I've never used the full suite from any other vendor, so I honestly can't say A is better than B. But I'd say the DevExpress LayoutControl is so powerful that the relatively minor cost of tweaking the LookupEdit compared to the efficiency of the LayoutControl is not enough to sway me.
In other words, my first paragraph above in this response is not meant to pick a fight, but rather to suggest that I've found any tool you buy is going to have limitations and quirks you have to discover the hard way. The question is always one of simple cost-benefit analysis. Asking the question "which suite gives me zero extra work working with CSLA" is perhaps the wrong question. Food for thought.
re: >> This last one really drives me nuts. THEY DO NOT HAVE A GOOD REPLACMENT FOR THE DEFAULT COMBO BOX CONTROL. The one they have you can't just bind to a datasource and then set the display/value members. This frustrates me to no end because in the middle of all the beutifully skinned controls I have these plain window combo boxes. <<
Have you tried their LookUpEdit control? It behaves as you seem to be describing here. Bind to the EditValue property and it works pretty well for me.
re:>> the thread subject in general....
I like the DevExpress stuff, too. Their forum participants are pretty helpful, but support is a bit slow sometimes.
The major benefit is that you have a controls suite AND a report tool all in the same package and there's pretty good consistency in all of it.
Microsoft uses Xceed controls in their latest Office products.
Just thought you might find it helpful.
Ben
I think it is which ever package you already know... I learned on Infragistics (and Sheridan Controls before that) and it had a huge learning curve... but now (and with Infragistics latest package) i will not look any where else.
I most like infragistics for the Win Controls.. the look and feel.. color gradients and apperances really make my apps look sweet. and of course their functionality
ward0093
Did you have any problems setting the datagrids datasource to be the CslaDataSource?? In my code the grid doesnt execute the SelectObject method of the CslaDataSource.
Any help would be really appreicated. Thanks
Hi Kip,
We are looking into using ComponentArt and CSLA.NET framework. We are running into basic issue of binding CslaDataSource to ComponentArt grid. Have you resolved this issue and how?
Thanks for any help, response in advance.
================
§ Exercise brief: Copy the forum discussion from "I most like" up to and including "of the CslaDataSource.", word for word.

§ Dataset entries:
================
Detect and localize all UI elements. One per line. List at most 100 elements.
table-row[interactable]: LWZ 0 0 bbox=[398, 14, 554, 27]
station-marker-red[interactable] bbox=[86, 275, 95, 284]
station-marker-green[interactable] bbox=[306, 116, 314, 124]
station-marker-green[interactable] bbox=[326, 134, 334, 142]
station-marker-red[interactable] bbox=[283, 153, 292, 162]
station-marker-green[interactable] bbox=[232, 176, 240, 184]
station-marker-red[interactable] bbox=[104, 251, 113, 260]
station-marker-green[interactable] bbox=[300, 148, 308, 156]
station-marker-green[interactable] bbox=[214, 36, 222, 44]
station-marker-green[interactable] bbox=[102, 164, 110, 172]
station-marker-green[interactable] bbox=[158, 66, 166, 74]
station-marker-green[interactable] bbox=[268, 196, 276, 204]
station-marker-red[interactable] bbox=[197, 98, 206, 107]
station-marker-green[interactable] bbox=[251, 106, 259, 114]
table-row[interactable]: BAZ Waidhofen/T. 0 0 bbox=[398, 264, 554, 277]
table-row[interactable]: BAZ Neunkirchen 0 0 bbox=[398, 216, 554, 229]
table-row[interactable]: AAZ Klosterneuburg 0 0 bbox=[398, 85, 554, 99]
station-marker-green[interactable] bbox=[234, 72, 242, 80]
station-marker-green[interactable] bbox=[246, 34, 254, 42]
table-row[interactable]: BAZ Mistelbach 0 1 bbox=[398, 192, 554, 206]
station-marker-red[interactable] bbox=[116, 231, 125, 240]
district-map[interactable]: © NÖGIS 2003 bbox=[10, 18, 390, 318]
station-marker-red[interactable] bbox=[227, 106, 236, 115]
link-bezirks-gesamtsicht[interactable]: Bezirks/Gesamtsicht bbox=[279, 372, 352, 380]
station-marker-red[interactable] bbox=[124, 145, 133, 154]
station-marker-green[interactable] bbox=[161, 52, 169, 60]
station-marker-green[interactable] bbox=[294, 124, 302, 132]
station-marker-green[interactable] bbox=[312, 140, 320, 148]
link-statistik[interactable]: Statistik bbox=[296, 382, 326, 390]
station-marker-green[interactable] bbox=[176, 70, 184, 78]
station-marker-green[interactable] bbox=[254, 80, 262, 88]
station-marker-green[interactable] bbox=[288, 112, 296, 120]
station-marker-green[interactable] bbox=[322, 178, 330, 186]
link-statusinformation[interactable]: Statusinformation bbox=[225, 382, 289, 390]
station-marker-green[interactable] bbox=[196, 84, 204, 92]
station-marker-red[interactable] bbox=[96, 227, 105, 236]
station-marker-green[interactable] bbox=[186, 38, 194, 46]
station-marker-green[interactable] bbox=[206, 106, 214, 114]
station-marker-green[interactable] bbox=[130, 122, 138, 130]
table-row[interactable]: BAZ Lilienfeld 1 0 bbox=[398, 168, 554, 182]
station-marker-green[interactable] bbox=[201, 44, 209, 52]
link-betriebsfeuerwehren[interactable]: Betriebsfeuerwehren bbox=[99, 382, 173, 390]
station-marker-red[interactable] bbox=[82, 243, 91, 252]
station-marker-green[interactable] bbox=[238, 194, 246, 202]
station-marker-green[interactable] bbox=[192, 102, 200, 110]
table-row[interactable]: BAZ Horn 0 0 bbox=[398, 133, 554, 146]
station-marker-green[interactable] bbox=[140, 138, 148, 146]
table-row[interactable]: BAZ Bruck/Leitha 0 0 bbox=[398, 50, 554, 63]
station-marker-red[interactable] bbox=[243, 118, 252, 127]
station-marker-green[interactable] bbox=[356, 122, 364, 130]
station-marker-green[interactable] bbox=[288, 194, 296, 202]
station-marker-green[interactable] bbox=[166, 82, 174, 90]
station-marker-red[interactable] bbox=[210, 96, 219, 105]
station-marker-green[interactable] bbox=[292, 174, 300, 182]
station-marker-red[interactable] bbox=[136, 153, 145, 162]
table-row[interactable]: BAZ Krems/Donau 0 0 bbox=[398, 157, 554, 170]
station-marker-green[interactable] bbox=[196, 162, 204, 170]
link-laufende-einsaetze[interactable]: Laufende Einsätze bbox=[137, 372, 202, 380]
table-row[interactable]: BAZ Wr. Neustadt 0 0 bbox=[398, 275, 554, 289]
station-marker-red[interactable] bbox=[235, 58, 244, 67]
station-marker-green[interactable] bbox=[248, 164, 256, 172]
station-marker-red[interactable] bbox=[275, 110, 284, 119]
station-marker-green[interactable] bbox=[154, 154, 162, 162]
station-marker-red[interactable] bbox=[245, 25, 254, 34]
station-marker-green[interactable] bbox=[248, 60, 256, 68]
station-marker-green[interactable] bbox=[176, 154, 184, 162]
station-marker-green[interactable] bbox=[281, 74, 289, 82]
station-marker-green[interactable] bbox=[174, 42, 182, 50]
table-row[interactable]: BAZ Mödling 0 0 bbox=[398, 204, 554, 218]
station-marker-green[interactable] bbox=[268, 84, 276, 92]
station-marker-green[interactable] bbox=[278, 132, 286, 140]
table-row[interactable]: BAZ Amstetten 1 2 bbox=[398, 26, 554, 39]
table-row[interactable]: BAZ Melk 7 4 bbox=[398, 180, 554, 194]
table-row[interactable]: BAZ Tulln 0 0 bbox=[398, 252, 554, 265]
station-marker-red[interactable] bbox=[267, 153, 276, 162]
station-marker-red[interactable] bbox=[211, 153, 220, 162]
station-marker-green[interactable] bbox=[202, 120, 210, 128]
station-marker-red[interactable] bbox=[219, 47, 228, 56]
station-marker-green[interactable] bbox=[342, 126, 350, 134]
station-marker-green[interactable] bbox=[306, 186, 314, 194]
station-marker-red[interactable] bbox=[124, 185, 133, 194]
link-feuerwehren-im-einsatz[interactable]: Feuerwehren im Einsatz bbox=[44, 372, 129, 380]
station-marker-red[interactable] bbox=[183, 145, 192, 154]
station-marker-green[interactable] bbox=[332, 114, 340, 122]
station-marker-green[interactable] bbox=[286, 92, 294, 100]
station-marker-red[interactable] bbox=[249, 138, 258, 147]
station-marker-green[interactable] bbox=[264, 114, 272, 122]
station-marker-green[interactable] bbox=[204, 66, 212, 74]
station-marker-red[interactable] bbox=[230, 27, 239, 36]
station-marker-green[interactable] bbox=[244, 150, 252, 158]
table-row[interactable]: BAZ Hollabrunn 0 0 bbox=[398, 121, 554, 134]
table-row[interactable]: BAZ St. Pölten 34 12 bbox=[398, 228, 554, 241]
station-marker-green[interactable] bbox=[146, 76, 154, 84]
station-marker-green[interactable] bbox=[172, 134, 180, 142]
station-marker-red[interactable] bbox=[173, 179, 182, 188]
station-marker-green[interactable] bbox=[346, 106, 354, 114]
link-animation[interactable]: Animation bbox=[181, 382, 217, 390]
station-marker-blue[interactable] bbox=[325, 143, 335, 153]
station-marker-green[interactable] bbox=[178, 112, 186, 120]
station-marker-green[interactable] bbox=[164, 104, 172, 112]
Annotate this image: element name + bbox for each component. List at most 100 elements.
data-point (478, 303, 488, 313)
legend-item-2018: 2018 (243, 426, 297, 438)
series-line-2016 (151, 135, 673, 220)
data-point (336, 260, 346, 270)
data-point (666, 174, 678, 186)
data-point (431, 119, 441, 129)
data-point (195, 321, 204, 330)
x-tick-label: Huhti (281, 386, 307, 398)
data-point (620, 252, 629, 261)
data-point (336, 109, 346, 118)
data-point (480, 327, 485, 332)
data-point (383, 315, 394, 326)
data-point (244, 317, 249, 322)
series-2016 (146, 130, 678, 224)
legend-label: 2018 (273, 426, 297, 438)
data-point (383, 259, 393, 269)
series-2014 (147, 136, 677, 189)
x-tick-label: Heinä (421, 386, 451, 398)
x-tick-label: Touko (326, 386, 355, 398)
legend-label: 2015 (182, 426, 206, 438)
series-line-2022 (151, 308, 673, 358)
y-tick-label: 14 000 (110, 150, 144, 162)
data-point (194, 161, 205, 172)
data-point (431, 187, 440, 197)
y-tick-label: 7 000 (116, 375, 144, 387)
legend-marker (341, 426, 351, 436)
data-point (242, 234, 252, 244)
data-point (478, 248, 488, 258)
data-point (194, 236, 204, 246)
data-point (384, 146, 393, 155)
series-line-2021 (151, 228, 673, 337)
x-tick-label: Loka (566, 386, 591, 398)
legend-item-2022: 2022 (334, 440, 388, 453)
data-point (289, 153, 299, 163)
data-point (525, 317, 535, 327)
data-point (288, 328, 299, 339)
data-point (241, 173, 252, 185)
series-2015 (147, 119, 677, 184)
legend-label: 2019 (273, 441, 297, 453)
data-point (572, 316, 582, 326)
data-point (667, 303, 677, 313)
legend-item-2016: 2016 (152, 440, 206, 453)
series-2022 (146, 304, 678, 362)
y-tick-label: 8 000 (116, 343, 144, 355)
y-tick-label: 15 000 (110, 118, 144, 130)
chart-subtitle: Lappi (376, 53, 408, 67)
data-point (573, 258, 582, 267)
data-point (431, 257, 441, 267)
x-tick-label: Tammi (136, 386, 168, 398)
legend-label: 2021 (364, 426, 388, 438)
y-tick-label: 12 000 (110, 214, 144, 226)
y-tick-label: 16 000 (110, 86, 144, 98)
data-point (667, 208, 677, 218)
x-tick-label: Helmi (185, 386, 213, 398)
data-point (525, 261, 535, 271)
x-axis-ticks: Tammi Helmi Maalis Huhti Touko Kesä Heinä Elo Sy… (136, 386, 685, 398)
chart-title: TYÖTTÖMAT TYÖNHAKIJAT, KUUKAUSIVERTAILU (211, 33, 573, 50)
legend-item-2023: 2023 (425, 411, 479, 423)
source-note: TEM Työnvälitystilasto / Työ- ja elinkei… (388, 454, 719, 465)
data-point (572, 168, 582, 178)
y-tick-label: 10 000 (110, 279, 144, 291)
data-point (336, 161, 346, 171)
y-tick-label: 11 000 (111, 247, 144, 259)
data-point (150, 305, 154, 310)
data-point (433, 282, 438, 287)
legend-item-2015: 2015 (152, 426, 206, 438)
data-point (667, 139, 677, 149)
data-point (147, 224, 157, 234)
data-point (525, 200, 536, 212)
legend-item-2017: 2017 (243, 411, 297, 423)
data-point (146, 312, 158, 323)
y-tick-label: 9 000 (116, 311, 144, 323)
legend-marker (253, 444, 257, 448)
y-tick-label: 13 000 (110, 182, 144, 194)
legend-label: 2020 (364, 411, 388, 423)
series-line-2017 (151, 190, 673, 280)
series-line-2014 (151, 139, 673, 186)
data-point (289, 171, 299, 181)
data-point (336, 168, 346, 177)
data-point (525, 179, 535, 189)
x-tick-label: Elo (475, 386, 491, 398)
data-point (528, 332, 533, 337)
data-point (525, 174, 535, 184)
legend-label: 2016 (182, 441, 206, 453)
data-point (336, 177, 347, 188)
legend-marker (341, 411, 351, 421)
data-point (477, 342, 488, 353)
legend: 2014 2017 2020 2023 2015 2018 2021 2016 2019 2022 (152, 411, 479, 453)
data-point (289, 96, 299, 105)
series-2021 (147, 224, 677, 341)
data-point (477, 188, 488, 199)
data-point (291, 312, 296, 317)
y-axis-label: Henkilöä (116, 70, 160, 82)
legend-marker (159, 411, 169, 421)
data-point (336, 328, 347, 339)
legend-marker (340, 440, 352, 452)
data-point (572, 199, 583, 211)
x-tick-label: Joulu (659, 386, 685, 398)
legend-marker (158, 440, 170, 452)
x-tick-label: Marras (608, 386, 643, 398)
================
§ Response to this exercise:
I most like infragistics for the Win Controls.. the look and feel.. color gradients and apperances really make my apps look sweet. and of course their functionality
ward0093
Did you have any problems setting the datagrids datasource to be the CslaDataSource?? In my code the grid doesnt execute the SelectObject method of the CslaDataSource.